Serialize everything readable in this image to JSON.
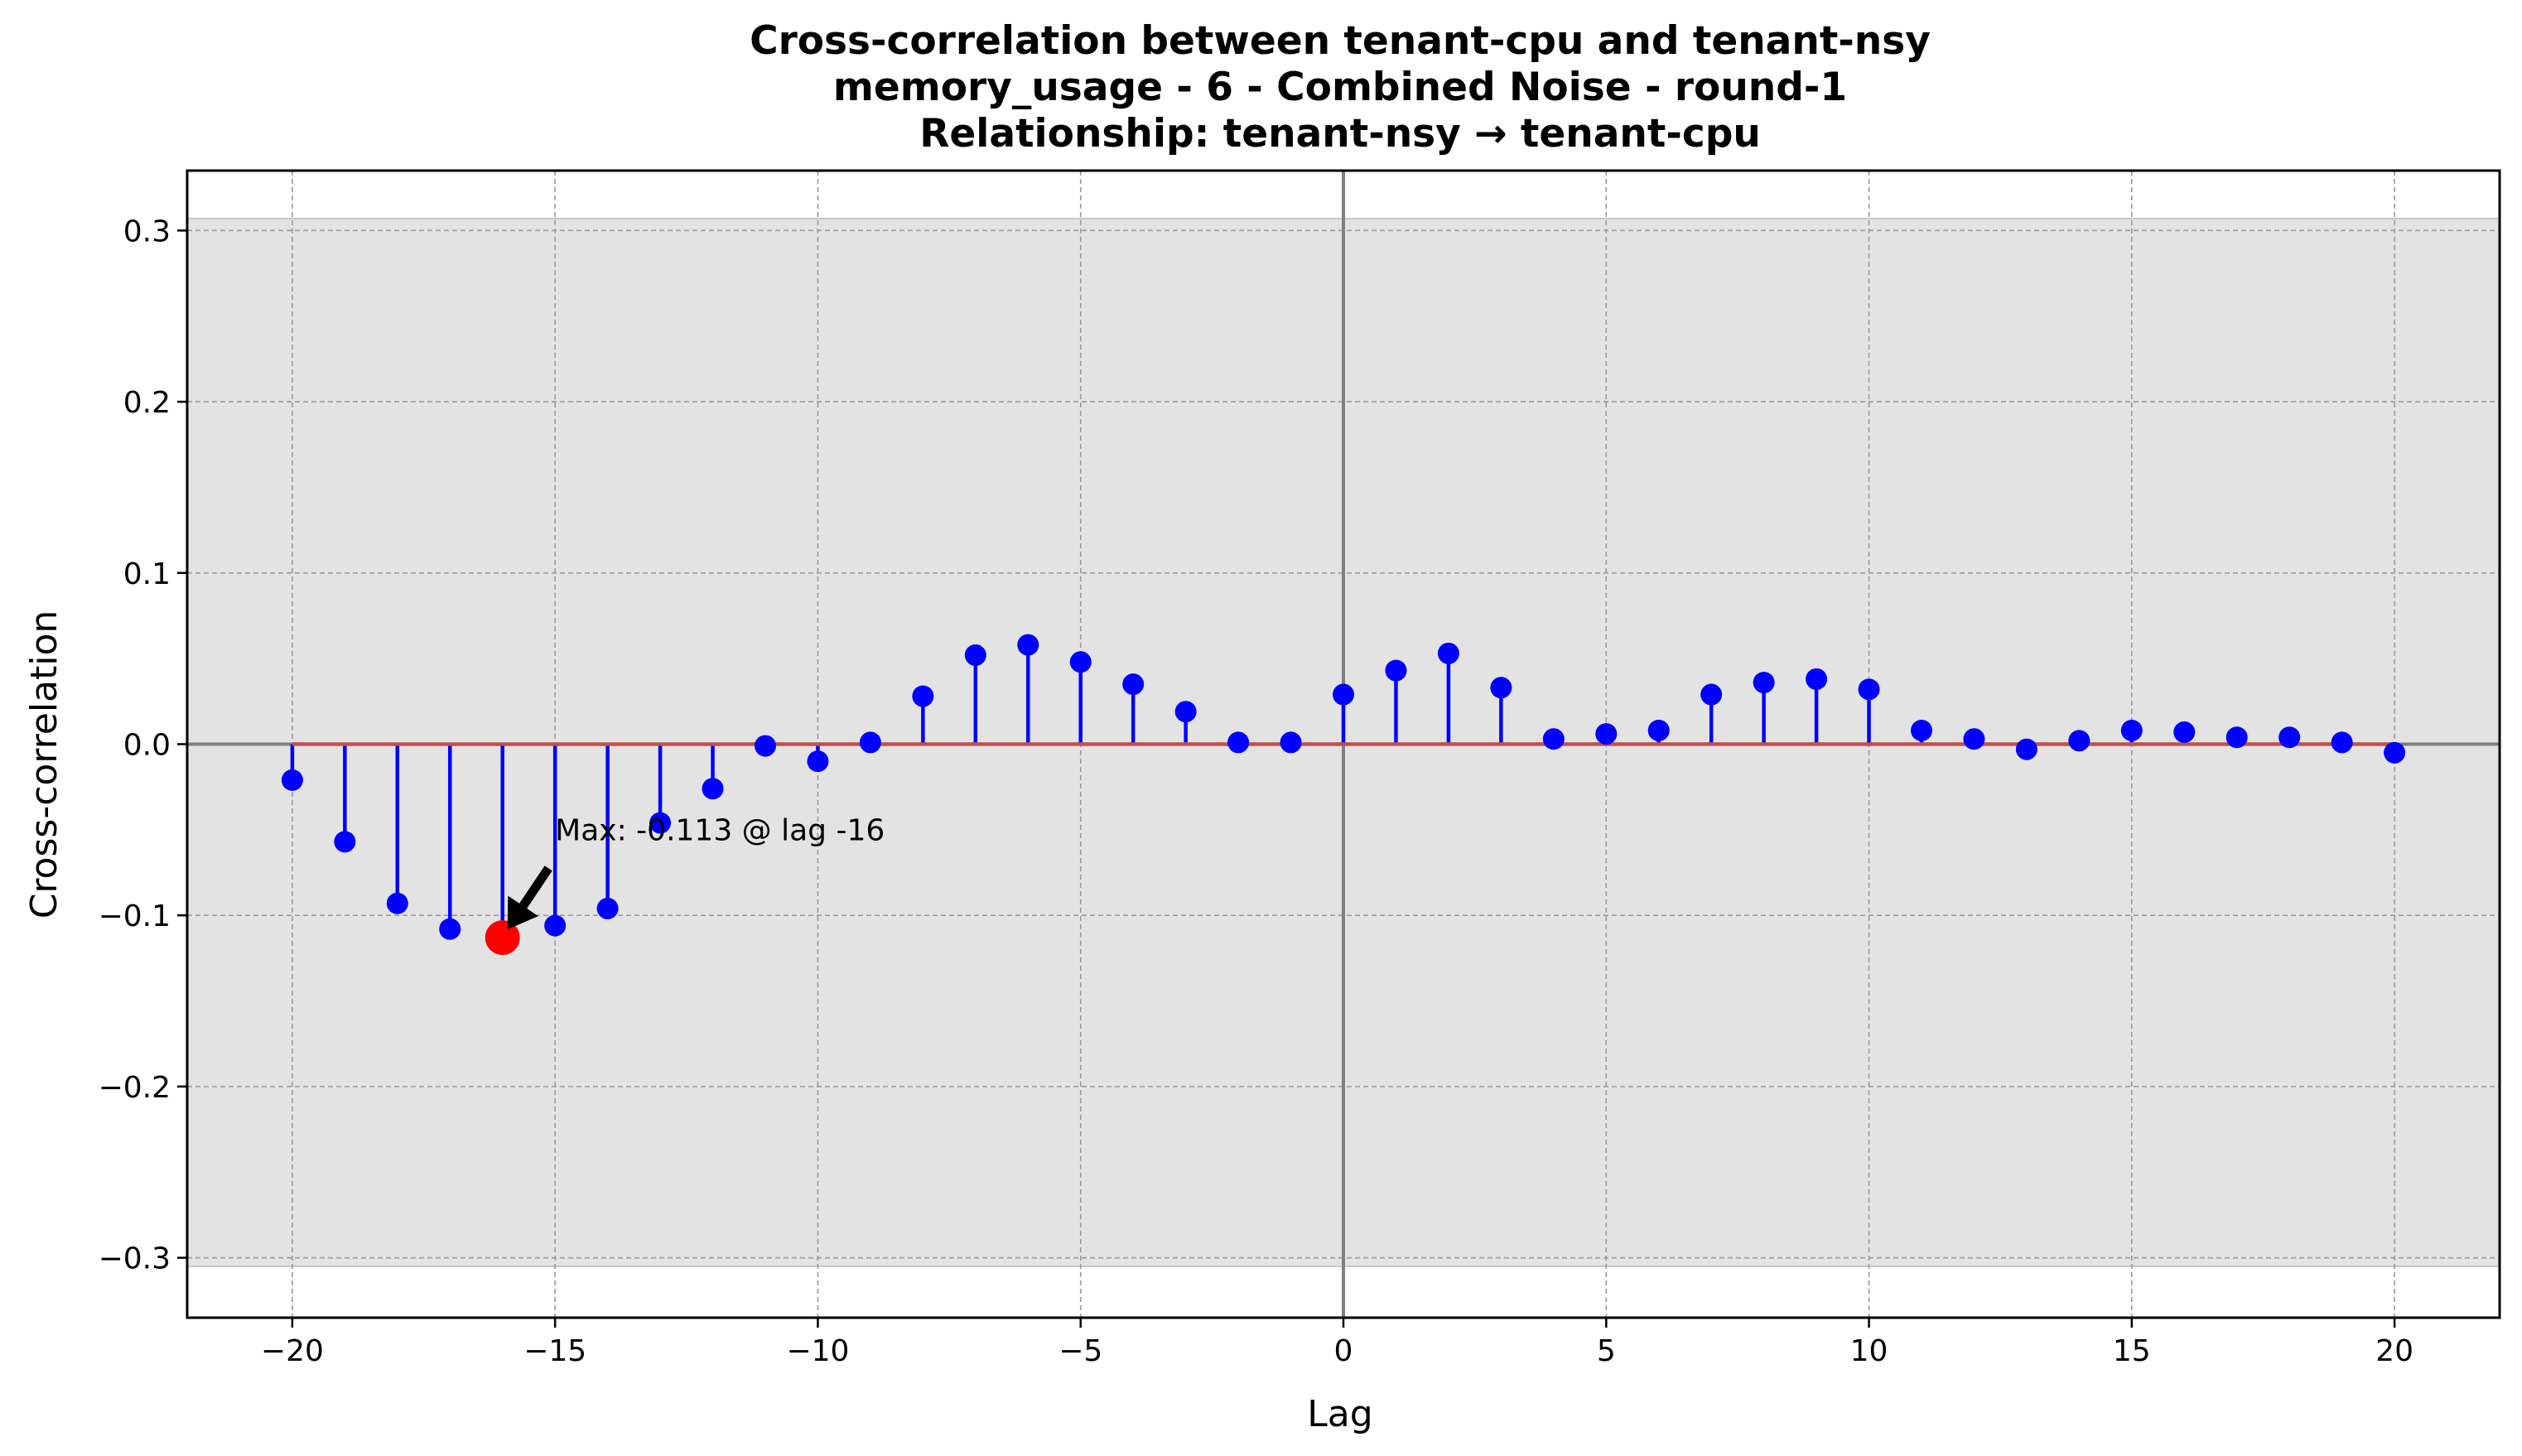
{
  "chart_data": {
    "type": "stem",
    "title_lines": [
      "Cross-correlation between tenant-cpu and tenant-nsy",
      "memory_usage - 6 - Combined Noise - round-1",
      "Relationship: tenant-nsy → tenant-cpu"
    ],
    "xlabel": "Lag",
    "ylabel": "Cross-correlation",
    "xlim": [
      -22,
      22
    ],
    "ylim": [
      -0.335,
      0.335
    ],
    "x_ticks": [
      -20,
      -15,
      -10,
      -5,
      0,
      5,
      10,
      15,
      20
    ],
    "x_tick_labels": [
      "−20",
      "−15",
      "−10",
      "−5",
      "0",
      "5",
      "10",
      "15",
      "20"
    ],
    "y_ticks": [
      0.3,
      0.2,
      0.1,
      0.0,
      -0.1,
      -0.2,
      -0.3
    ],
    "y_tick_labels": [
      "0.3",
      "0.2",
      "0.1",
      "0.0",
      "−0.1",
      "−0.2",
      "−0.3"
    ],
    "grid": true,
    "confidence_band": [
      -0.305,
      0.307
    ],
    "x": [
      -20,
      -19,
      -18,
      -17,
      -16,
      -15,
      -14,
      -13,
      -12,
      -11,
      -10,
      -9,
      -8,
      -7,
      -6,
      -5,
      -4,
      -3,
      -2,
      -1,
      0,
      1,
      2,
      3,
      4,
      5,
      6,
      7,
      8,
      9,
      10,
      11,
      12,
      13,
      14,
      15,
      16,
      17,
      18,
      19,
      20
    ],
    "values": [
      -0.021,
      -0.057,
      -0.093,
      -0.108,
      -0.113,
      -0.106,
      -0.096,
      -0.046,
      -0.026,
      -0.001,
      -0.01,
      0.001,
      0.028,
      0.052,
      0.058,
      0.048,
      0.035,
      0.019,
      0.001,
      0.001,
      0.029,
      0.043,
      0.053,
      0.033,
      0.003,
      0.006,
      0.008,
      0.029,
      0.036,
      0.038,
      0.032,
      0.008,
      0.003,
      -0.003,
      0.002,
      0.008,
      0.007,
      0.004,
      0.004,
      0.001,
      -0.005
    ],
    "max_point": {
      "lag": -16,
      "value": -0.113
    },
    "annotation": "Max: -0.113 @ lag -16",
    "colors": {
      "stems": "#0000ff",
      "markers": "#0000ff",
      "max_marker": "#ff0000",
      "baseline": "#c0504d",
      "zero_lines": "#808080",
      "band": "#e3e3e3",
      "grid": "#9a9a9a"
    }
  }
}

.....

*THE PROBLEM:*
Each line that holds the word "correlation" should be extracted from the records.

*RESULT:*
      "Cross-correlation between tenant-cpu and tenant-nsy",
    "ylabel": "Cross-correlation",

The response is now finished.